Directions:
Reproduce the data in its entirety, exactly as supplied.

Saved entries:
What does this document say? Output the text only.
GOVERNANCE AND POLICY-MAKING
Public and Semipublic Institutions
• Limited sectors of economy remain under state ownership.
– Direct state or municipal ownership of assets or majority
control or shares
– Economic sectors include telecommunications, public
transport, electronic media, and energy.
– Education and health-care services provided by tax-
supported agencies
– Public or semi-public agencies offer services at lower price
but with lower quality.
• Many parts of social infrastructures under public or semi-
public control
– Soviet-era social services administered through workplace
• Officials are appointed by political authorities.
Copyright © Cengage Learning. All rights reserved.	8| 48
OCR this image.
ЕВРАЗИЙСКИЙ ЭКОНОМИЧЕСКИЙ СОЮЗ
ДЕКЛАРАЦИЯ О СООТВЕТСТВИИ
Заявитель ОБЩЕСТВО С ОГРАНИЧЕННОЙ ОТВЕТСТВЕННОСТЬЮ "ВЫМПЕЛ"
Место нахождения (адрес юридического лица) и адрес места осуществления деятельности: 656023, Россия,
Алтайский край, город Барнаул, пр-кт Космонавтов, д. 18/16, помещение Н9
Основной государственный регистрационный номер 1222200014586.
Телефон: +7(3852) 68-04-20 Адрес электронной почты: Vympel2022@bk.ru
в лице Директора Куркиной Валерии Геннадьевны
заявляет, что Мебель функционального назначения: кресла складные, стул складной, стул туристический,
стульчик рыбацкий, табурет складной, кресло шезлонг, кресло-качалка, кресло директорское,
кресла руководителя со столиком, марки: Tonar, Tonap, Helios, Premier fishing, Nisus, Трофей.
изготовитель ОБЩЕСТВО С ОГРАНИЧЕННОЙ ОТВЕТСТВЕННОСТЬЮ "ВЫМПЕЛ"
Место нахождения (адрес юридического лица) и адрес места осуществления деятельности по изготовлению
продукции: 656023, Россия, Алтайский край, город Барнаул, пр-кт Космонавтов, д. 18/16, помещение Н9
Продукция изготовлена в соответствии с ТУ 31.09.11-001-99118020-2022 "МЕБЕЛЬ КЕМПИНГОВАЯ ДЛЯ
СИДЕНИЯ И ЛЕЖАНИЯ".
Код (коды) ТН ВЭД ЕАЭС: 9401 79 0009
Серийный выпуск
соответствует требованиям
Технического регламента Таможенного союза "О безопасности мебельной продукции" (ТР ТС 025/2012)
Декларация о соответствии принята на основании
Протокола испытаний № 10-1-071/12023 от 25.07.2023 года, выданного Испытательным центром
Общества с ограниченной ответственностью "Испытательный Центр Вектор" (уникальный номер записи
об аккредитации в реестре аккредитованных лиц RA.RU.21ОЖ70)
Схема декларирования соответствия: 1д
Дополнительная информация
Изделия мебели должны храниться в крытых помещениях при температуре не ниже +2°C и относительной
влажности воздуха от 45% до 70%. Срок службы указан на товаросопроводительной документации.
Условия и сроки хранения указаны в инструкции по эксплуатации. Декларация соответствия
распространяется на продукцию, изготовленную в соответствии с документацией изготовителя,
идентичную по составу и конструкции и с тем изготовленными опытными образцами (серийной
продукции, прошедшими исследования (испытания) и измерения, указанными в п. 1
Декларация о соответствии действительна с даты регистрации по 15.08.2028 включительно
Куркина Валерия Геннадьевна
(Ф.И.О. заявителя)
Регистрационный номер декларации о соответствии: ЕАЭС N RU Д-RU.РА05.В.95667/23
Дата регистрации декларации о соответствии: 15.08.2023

Answer to the exercise:
What does this document say? Output the text only.
GOVERNANCE AND POLICY-MAKING
Public and Semipublic Institutions
• Limited sectors of economy remain under state ownership.
– Direct state or municipal ownership of assets or majority
control or shares
– Economic sectors include telecommunications, public
transport, electronic media, and energy.
– Education and health-care services provided by tax-
supported agencies
– Public or semi-public agencies offer services at lower price
but with lower quality.
• Many parts of social infrastructures under public or semi-
public control
– Soviet-era social services administered through workplace
• Officials are appointed by political authorities.
Copyright © Cengage Learning. All rights reserved.	8| 48
OCR this image.
ЕВРАЗИЙСКИЙ ЭКОНОМИЧЕСКИЙ СОЮЗ
ДЕКЛАРАЦИЯ О СООТВЕТСТВИИ
Заявитель ОБЩЕСТВО С ОГРАНИЧЕННОЙ ОТВЕТСТВЕННОСТЬЮ "ВЫМПЕЛ"
Место нахождения (адрес юридического лица) и адрес места осуществления деятельности: 656023, Россия,
Алтайский край, город Барнаул, пр-кт Космонавтов, д. 18/16, помещение Н9
Основной государственный регистрационный номер 1222200014586.
Телефон: +7(3852) 68-04-20 Адрес электронной почты: Vympel2022@bk.ru
в лице Директора Куркиной Валерии Геннадьевны
заявляет, что Мебель функционального назначения: кресла складные, стул складной, стул туристический,
стульчик рыбацкий, табурет складной, кресло шезлонг, кресло-качалка, кресло директорское,
кресла руководителя со столиком, марки: Tonar, Tonap, Helios, Premier fishing, Nisus, Трофей.
изготовитель ОБЩЕСТВО С ОГРАНИЧЕННОЙ ОТВЕТСТВЕННОСТЬЮ "ВЫМПЕЛ"
Место нахождения (адрес юридического лица) и адрес места осуществления деятельности по изготовлению
продукции: 656023, Россия, Алтайский край, город Барнаул, пр-кт Космонавтов, д. 18/16, помещение Н9
Продукция изготовлена в соответствии с ТУ 31.09.11-001-99118020-2022 "МЕБЕЛЬ КЕМПИНГОВАЯ ДЛЯ
СИДЕНИЯ И ЛЕЖАНИЯ".
Код (коды) ТН ВЭД ЕАЭС: 9401 79 0009
Серийный выпуск
соответствует требованиям
Технического регламента Таможенного союза "О безопасности мебельной продукции" (ТР ТС 025/2012)
Декларация о соответствии принята на основании
Протокола испытаний № 10-1-071/12023 от 25.07.2023 года, выданного Испытательным центром
Общества с ограниченной ответственностью "Испытательный Центр Вектор" (уникальный номер записи
об аккредитации в реестре аккредитованных лиц RA.RU.21ОЖ70)
Схема декларирования соответствия: 1д
Дополнительная информация
Изделия мебели должны храниться в крытых помещениях при температуре не ниже +2°C и относительной
влажности воздуха от 45% до 70%. Срок службы указан на товаросопроводительной документации.
Условия и сроки хранения указаны в инструкции по эксплуатации. Декларация соответствия
распространяется на продукцию, изготовленную в соответствии с документацией изготовителя,
идентичную по составу и конструкции и с тем изготовленными опытными образцами (серийной
продукции, прошедшими исследования (испытания) и измерения, указанными в п. 1
Декларация о соответствии действительна с даты регистрации по 15.08.2028 включительно
Куркина Валерия Геннадьевна
(Ф.И.О. заявителя)
Регистрационный номер декларации о соответствии: ЕАЭС N RU Д-RU.РА05.В.95667/23
Дата регистрации декларации о соответствии: 15.08.2023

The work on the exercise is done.